> GIVEN INFORMATION:
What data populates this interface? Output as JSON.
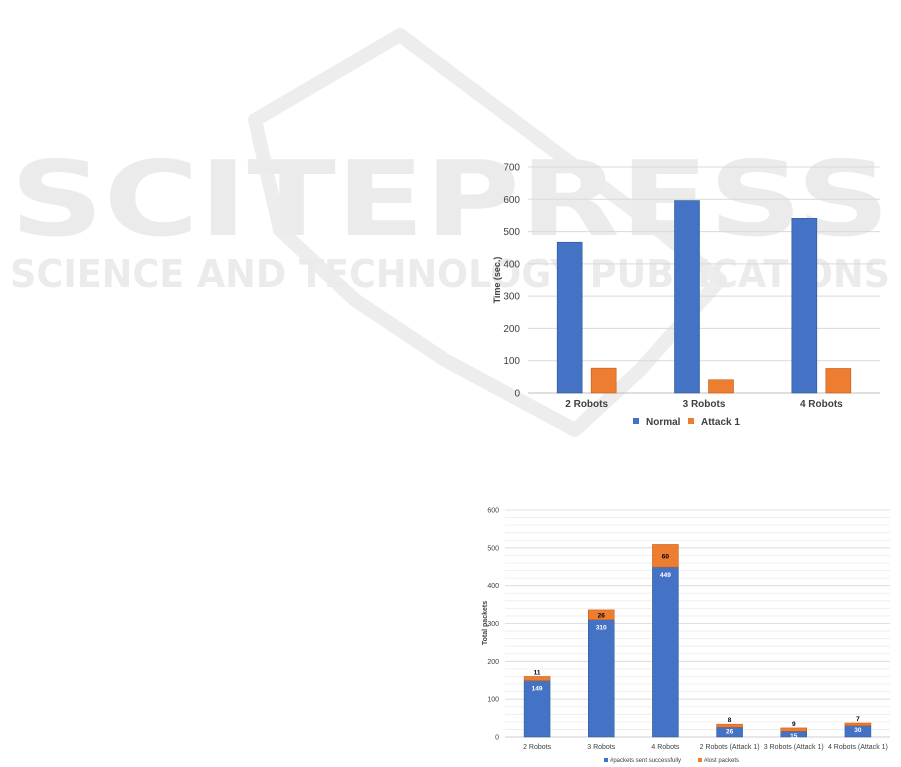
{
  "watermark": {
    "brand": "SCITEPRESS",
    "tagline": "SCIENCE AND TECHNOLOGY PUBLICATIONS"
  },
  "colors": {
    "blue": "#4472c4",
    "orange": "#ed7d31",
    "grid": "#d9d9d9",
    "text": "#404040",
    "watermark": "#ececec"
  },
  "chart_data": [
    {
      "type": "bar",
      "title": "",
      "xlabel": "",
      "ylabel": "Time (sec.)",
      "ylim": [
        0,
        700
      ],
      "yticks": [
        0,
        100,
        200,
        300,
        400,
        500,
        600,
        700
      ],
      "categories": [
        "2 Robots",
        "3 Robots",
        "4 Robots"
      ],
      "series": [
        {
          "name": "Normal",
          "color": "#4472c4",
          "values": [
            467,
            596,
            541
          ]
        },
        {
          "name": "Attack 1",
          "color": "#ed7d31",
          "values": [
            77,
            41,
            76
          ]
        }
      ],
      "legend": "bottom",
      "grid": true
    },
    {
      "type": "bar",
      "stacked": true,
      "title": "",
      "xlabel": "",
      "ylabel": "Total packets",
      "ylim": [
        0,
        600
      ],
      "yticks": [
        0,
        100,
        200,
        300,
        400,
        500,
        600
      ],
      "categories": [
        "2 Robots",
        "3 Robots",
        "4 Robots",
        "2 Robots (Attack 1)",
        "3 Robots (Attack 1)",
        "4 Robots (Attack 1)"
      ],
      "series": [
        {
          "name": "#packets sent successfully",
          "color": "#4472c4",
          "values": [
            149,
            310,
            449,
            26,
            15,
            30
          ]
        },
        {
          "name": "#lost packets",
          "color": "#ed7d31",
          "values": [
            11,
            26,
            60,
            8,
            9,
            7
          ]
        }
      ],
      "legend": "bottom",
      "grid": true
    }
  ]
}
...
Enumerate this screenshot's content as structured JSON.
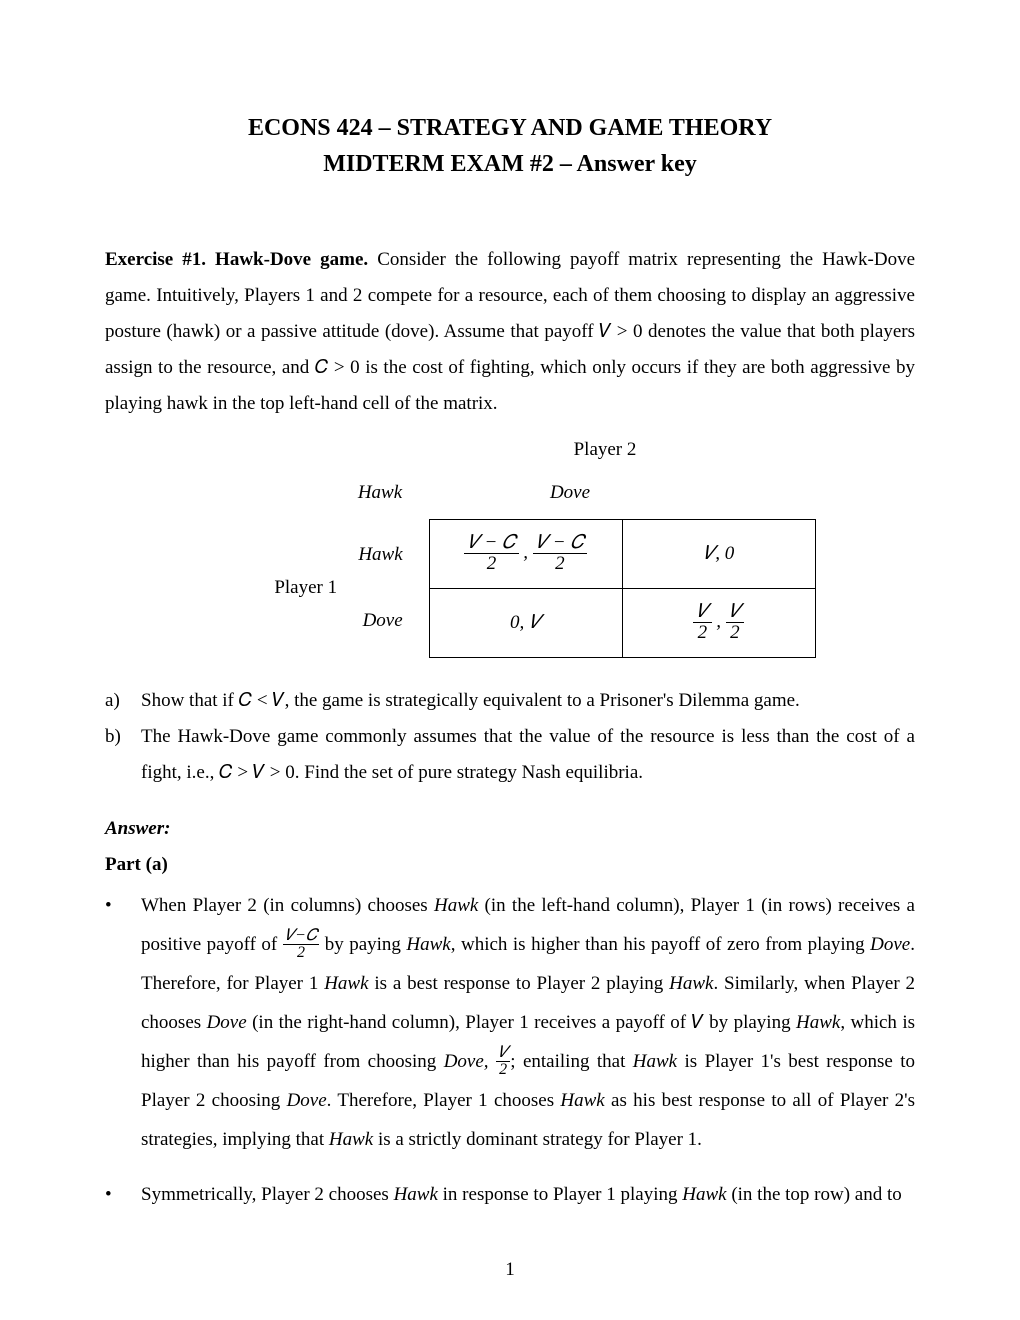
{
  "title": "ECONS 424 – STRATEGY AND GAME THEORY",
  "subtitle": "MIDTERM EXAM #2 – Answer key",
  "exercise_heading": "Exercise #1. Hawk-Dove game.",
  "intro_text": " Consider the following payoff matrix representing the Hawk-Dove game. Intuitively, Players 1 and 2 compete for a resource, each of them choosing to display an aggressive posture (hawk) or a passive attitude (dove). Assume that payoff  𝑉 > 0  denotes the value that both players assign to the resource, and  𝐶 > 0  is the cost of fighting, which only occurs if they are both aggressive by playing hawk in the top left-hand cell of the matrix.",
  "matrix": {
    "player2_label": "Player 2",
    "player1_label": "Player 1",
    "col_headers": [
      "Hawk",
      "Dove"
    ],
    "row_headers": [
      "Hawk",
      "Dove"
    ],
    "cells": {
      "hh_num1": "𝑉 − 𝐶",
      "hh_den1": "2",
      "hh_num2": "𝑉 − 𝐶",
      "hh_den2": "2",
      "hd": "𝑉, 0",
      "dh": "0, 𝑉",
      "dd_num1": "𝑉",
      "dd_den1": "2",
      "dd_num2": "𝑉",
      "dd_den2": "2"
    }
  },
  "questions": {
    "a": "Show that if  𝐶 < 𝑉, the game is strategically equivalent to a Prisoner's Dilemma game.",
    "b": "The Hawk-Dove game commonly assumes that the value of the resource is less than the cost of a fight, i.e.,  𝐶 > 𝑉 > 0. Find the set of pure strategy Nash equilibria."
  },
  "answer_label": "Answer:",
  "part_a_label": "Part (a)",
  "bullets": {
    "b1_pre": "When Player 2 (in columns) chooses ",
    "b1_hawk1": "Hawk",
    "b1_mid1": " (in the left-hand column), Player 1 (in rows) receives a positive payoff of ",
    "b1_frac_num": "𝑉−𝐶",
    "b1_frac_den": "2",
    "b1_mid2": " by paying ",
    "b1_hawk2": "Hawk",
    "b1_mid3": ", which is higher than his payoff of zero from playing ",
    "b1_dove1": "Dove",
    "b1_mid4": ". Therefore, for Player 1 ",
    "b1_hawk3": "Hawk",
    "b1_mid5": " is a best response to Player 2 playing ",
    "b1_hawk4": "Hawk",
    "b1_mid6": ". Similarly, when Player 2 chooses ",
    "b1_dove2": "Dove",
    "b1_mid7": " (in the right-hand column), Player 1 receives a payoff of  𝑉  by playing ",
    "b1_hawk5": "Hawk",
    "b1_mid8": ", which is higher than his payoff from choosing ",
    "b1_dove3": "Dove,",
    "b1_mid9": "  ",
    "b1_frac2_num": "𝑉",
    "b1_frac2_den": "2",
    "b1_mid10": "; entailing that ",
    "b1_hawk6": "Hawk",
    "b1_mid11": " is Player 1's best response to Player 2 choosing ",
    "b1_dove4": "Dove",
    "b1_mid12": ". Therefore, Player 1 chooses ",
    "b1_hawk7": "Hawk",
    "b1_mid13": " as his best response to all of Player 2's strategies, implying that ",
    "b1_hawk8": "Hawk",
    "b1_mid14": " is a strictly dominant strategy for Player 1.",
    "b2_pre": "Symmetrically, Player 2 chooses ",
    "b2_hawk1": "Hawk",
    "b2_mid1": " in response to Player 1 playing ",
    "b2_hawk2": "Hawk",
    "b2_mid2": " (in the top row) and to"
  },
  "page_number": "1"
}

> WORK TO DO:
Search the listing above for the string "Attack". Copy every line that contains it.

> RESULT:
          "name": "Attack 1",
        "2 Robots (Attack 1)",
        "3 Robots (Attack 1)",
        "4 Robots (Attack 1)"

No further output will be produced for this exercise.